-- BEGIN Dataset extract --

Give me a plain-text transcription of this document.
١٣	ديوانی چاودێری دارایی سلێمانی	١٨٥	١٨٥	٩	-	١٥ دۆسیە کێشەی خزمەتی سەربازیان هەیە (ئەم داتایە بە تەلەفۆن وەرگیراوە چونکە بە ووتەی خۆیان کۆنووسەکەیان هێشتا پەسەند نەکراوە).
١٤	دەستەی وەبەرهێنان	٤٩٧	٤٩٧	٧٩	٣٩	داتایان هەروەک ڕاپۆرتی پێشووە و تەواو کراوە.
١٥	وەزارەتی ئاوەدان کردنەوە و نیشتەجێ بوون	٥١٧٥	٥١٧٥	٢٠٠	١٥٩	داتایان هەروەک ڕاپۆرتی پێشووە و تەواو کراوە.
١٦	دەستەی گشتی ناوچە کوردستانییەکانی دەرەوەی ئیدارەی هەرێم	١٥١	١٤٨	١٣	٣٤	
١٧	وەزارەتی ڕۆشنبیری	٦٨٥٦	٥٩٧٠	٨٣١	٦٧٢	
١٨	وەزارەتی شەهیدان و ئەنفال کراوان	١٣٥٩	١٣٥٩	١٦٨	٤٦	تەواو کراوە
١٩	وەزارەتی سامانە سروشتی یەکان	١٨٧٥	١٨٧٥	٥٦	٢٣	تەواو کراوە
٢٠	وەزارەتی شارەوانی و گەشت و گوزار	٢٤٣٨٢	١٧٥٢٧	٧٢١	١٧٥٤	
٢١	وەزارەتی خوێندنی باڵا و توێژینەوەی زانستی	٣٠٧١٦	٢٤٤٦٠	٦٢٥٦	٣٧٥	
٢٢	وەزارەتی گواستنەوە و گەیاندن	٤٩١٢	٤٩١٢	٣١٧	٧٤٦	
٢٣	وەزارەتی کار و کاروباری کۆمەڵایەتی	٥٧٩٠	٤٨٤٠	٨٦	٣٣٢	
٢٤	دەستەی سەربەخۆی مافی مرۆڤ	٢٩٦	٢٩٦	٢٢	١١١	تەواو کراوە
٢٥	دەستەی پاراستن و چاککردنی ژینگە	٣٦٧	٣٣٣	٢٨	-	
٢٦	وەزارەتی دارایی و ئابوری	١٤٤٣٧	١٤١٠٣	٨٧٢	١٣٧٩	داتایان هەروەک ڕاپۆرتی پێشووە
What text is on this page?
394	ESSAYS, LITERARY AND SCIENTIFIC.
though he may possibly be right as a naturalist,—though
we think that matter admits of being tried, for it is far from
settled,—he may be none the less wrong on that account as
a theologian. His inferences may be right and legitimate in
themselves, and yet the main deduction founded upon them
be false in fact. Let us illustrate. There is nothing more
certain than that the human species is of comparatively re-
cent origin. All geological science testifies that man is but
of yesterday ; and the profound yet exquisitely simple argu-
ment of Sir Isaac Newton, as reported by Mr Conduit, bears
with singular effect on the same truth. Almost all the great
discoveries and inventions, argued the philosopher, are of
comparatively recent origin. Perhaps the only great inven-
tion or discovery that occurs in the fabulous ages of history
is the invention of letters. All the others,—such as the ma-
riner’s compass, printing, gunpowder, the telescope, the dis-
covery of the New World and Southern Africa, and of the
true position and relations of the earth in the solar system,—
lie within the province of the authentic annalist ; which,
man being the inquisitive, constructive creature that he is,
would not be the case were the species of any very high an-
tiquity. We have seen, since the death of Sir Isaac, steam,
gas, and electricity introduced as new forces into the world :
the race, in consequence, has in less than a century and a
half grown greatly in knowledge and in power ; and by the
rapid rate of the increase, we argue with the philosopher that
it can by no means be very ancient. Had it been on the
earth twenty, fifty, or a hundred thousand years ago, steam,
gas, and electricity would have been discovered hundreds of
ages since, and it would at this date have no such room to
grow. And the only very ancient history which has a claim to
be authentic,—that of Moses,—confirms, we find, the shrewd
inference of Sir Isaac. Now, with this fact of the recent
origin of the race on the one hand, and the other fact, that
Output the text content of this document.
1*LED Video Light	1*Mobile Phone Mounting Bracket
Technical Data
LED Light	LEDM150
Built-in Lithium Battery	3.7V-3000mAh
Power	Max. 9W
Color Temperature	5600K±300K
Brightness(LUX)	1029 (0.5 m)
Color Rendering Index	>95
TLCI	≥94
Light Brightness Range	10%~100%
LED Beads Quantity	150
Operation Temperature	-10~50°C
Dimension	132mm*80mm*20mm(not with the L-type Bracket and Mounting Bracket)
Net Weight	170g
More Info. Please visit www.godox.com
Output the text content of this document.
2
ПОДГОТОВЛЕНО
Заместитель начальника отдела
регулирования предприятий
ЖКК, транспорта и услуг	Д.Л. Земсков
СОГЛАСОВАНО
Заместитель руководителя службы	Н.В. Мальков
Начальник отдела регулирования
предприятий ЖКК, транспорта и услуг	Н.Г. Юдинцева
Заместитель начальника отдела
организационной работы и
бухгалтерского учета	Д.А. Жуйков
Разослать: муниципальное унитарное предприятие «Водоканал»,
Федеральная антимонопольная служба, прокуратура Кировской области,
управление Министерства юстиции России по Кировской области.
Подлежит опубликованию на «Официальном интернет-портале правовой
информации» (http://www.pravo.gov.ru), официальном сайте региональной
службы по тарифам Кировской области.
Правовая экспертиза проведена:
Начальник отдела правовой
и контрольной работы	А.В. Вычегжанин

-- END Dataset extract --

* Task to carry out
Copy the records above exactly.

* Written response
Give me a plain-text transcription of this document.
١٣	ديوانی چاودێری دارایی سلێمانی	١٨٥	١٨٥	٩	-	١٥ دۆسیە کێشەی خزمەتی سەربازیان هەیە (ئەم داتایە بە تەلەفۆن وەرگیراوە چونکە بە ووتەی خۆیان کۆنووسەکەیان هێشتا پەسەند نەکراوە).
١٤	دەستەی وەبەرهێنان	٤٩٧	٤٩٧	٧٩	٣٩	داتایان هەروەک ڕاپۆرتی پێشووە و تەواو کراوە.
١٥	وەزارەتی ئاوەدان کردنەوە و نیشتەجێ بوون	٥١٧٥	٥١٧٥	٢٠٠	١٥٩	داتایان هەروەک ڕاپۆرتی پێشووە و تەواو کراوە.
١٦	دەستەی گشتی ناوچە کوردستانییەکانی دەرەوەی ئیدارەی هەرێم	١٥١	١٤٨	١٣	٣٤	
١٧	وەزارەتی ڕۆشنبیری	٦٨٥٦	٥٩٧٠	٨٣١	٦٧٢	
١٨	وەزارەتی شەهیدان و ئەنفال کراوان	١٣٥٩	١٣٥٩	١٦٨	٤٦	تەواو کراوە
١٩	وەزارەتی سامانە سروشتی یەکان	١٨٧٥	١٨٧٥	٥٦	٢٣	تەواو کراوە
٢٠	وەزارەتی شارەوانی و گەشت و گوزار	٢٤٣٨٢	١٧٥٢٧	٧٢١	١٧٥٤	
٢١	وەزارەتی خوێندنی باڵا و توێژینەوەی زانستی	٣٠٧١٦	٢٤٤٦٠	٦٢٥٦	٣٧٥	
٢٢	وەزارەتی گواستنەوە و گەیاندن	٤٩١٢	٤٩١٢	٣١٧	٧٤٦	
٢٣	وەزارەتی کار و کاروباری کۆمەڵایەتی	٥٧٩٠	٤٨٤٠	٨٦	٣٣٢	
٢٤	دەستەی سەربەخۆی مافی مرۆڤ	٢٩٦	٢٩٦	٢٢	١١١	تەواو کراوە
٢٥	دەستەی پاراستن و چاککردنی ژینگە	٣٦٧	٣٣٣	٢٨	-	
٢٦	وەزارەتی دارایی و ئابوری	١٤٤٣٧	١٤١٠٣	٨٧٢	١٣٧٩	داتایان هەروەک ڕاپۆرتی پێشووە
What text is on this page?
394	ESSAYS, LITERARY AND SCIENTIFIC.
though he may possibly be right as a naturalist,—though
we think that matter admits of being tried, for it is far from
settled,—he may be none the less wrong on that account as
a theologian. His inferences may be right and legitimate in
themselves, and yet the main deduction founded upon them
be false in fact. Let us illustrate. There is nothing more
certain than that the human species is of comparatively re-
cent origin. All geological science testifies that man is but
of yesterday ; and the profound yet exquisitely simple argu-
ment of Sir Isaac Newton, as reported by Mr Conduit, bears
with singular effect on the same truth. Almost all the great
discoveries and inventions, argued the philosopher, are of
comparatively recent origin. Perhaps the only great inven-
tion or discovery that occurs in the fabulous ages of history
is the invention of letters. All the others,—such as the ma-
riner’s compass, printing, gunpowder, the telescope, the dis-
covery of the New World and Southern Africa, and of the
true position and relations of the earth in the solar system,—
lie within the province of the authentic annalist ; which,
man being the inquisitive, constructive creature that he is,
would not be the case were the species of any very high an-
tiquity. We have seen, since the death of Sir Isaac, steam,
gas, and electricity introduced as new forces into the world :
the race, in consequence, has in less than a century and a
half grown greatly in knowledge and in power ; and by the
rapid rate of the increase, we argue with the philosopher that
it can by no means be very ancient. Had it been on the
earth twenty, fifty, or a hundred thousand years ago, steam,
gas, and electricity would have been discovered hundreds of
ages since, and it would at this date have no such room to
grow. And the only very ancient history which has a claim to
be authentic,—that of Moses,—confirms, we find, the shrewd
inference of Sir Isaac. Now, with this fact of the recent
origin of the race on the one hand, and the other fact, that
Output the text content of this document.
1*LED Video Light	1*Mobile Phone Mounting Bracket
Technical Data
LED Light	LEDM150
Built-in Lithium Battery	3.7V-3000mAh
Power	Max. 9W
Color Temperature	5600K±300K
Brightness(LUX)	1029 (0.5 m)
Color Rendering Index	>95
TLCI	≥94
Light Brightness Range	10%~100%
LED Beads Quantity	150
Operation Temperature	-10~50°C
Dimension	132mm*80mm*20mm(not with the L-type Bracket and Mounting Bracket)
Net Weight	170g
More Info. Please visit www.godox.com
Output the text content of this document.
2
ПОДГОТОВЛЕНО
Заместитель начальника отдела
регулирования предприятий
ЖКК, транспорта и услуг	Д.Л. Земсков
СОГЛАСОВАНО
Заместитель руководителя службы	Н.В. Мальков
Начальник отдела регулирования
предприятий ЖКК, транспорта и услуг	Н.Г. Юдинцева
Заместитель начальника отдела
организационной работы и
бухгалтерского учета	Д.А. Жуйков
Разослать: муниципальное унитарное предприятие «Водоканал»,
Федеральная антимонопольная служба, прокуратура Кировской области,
управление Министерства юстиции России по Кировской области.
Подлежит опубликованию на «Официальном интернет-портале правовой
информации» (http://www.pravo.gov.ru), официальном сайте региональной
службы по тарифам Кировской области.
Правовая экспертиза проведена:
Начальник отдела правовой
и контрольной работы	А.В. Вычегжанин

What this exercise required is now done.